--- BEGIN ---

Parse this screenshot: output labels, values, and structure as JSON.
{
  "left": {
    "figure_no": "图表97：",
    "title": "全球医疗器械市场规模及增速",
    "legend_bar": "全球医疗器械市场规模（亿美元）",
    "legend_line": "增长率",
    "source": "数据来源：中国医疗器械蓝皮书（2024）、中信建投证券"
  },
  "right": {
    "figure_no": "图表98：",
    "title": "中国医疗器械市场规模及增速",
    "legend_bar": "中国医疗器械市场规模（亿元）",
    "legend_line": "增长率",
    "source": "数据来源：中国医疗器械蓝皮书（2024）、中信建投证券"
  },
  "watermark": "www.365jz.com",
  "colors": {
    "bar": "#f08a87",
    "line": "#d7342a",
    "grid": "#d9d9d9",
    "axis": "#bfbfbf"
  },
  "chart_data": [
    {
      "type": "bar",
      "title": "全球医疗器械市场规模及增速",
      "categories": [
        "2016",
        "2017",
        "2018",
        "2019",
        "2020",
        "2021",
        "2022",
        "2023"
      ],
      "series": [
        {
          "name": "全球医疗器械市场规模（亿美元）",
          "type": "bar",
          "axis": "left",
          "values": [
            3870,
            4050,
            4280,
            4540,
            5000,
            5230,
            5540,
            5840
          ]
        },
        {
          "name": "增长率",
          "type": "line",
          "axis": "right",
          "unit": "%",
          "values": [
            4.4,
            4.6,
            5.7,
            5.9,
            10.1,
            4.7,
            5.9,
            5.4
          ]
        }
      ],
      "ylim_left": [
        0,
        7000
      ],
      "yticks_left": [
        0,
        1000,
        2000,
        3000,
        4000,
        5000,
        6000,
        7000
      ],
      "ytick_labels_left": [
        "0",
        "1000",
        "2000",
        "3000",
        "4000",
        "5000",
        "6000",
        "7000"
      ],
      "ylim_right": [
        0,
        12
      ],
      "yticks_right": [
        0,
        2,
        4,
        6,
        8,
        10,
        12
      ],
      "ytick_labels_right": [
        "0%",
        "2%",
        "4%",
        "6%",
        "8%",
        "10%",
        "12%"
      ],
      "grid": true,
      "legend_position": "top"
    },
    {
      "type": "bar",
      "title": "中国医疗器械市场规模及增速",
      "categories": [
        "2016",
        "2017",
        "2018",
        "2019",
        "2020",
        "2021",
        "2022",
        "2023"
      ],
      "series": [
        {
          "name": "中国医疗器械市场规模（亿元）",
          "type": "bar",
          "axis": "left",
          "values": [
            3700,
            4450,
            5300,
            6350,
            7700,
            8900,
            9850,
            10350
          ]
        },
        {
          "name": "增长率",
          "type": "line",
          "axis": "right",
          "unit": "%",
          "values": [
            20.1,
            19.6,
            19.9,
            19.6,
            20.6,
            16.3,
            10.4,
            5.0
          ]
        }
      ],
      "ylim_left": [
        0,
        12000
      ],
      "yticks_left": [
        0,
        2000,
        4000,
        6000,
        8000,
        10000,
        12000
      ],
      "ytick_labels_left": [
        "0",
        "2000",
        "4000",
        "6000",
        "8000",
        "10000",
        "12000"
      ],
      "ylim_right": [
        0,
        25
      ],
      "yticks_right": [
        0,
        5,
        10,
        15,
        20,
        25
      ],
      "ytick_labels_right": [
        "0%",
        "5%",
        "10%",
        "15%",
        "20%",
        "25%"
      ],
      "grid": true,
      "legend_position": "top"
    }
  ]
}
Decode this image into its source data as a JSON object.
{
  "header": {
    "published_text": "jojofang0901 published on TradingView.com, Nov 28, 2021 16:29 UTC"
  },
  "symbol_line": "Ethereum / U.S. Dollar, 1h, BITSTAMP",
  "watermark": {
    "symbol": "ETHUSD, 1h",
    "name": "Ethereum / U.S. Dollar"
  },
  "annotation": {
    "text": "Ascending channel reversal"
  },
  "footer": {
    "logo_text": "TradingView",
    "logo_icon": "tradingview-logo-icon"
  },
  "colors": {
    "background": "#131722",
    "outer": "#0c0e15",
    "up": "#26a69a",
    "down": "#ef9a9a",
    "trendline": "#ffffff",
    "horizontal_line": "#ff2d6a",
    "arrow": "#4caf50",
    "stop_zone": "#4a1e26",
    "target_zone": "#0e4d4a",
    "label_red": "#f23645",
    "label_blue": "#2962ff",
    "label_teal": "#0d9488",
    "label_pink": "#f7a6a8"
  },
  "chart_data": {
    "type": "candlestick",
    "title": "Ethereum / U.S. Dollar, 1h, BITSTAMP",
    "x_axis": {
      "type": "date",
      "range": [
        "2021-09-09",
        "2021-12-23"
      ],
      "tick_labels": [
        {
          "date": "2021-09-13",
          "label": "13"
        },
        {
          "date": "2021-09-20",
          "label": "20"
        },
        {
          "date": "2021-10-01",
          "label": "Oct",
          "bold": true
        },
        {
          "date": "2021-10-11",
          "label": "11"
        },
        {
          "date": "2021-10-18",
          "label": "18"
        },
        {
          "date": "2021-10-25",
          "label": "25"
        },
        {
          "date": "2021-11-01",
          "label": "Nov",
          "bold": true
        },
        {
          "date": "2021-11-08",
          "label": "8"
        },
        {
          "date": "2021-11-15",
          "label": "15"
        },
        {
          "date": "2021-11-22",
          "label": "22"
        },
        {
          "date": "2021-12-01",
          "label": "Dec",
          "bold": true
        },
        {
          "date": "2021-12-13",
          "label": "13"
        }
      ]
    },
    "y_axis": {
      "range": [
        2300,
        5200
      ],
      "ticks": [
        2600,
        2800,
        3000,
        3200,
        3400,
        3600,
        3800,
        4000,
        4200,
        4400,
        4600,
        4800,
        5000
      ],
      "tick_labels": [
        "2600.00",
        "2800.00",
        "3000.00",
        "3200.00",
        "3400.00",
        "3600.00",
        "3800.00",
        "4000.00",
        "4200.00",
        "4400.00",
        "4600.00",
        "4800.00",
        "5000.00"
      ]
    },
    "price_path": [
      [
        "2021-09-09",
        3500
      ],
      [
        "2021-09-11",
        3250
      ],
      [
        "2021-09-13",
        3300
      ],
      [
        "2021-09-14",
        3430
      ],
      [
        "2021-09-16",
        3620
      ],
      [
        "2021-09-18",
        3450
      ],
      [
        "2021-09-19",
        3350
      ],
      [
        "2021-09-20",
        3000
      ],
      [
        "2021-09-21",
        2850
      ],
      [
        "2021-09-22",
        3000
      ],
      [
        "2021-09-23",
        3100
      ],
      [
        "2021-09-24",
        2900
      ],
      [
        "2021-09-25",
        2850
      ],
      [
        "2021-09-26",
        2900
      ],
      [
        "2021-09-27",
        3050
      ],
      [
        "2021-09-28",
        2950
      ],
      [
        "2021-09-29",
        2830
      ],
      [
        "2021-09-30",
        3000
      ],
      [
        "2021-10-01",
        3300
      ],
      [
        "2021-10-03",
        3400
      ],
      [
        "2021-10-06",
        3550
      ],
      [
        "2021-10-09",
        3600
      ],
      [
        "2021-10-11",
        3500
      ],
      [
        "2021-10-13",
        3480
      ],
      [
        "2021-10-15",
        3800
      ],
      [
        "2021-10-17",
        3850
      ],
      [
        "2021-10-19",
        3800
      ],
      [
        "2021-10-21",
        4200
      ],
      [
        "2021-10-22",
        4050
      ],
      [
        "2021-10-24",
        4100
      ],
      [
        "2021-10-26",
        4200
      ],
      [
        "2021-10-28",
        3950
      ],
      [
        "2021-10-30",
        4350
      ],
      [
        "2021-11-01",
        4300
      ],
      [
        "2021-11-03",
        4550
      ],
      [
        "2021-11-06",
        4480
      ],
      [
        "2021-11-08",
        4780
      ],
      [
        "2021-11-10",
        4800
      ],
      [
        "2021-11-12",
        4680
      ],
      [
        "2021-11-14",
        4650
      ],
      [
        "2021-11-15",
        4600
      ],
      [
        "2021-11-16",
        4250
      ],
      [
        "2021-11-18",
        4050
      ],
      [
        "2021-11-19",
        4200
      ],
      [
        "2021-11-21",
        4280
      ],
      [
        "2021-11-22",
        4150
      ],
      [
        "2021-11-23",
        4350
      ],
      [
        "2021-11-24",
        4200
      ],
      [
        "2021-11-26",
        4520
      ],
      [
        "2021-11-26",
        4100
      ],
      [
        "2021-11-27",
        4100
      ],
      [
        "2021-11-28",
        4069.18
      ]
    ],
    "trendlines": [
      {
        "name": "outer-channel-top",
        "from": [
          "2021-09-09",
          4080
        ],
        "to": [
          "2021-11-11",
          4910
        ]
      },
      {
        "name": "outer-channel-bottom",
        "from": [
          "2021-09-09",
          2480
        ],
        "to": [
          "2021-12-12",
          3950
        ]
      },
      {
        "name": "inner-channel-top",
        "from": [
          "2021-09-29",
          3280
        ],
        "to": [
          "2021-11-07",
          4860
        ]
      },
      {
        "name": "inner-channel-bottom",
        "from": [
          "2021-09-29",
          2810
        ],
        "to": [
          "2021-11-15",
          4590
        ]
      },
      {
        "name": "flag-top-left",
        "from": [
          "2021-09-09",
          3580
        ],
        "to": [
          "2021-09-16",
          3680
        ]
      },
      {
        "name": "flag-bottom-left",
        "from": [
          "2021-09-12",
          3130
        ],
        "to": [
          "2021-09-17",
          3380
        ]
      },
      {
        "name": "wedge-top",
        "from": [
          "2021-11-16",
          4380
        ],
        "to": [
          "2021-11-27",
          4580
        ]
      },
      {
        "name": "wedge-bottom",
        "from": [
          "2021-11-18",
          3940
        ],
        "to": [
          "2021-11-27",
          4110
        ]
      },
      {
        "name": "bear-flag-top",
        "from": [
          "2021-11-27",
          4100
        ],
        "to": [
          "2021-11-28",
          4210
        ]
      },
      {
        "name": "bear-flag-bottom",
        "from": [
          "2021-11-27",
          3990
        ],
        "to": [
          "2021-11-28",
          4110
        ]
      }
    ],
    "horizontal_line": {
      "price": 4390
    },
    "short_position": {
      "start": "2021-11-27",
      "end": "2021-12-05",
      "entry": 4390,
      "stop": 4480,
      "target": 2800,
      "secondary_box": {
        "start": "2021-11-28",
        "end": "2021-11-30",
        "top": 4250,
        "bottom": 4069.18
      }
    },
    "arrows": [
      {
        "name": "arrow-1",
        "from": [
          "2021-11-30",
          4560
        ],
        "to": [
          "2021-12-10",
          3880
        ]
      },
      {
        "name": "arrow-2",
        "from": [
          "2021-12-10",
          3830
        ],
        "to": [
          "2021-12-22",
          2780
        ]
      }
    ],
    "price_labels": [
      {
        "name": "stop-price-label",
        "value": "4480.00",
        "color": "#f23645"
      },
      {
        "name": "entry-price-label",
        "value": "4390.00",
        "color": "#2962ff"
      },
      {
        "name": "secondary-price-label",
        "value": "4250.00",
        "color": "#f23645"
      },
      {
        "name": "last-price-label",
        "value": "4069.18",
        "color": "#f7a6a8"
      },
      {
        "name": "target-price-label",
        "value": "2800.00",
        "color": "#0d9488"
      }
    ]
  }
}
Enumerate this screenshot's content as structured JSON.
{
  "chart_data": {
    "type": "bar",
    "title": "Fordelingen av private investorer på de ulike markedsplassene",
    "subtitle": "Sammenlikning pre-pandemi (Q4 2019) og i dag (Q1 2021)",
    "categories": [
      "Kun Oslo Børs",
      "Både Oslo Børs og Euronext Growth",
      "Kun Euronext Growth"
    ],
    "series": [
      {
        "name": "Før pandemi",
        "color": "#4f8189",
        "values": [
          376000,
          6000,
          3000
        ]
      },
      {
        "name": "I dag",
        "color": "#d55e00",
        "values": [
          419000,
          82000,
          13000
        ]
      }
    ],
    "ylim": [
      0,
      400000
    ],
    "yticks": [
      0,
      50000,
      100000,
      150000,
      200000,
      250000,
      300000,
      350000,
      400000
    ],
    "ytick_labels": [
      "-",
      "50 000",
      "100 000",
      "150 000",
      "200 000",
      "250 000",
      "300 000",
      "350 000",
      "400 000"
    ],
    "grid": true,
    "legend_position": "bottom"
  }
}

--- END ---

What to produce
Using the records above, pull out each line where the word "Børs" occurs.

Exercise response
      "Kun Oslo Børs",
      "Både Oslo Børs og Euronext Growth",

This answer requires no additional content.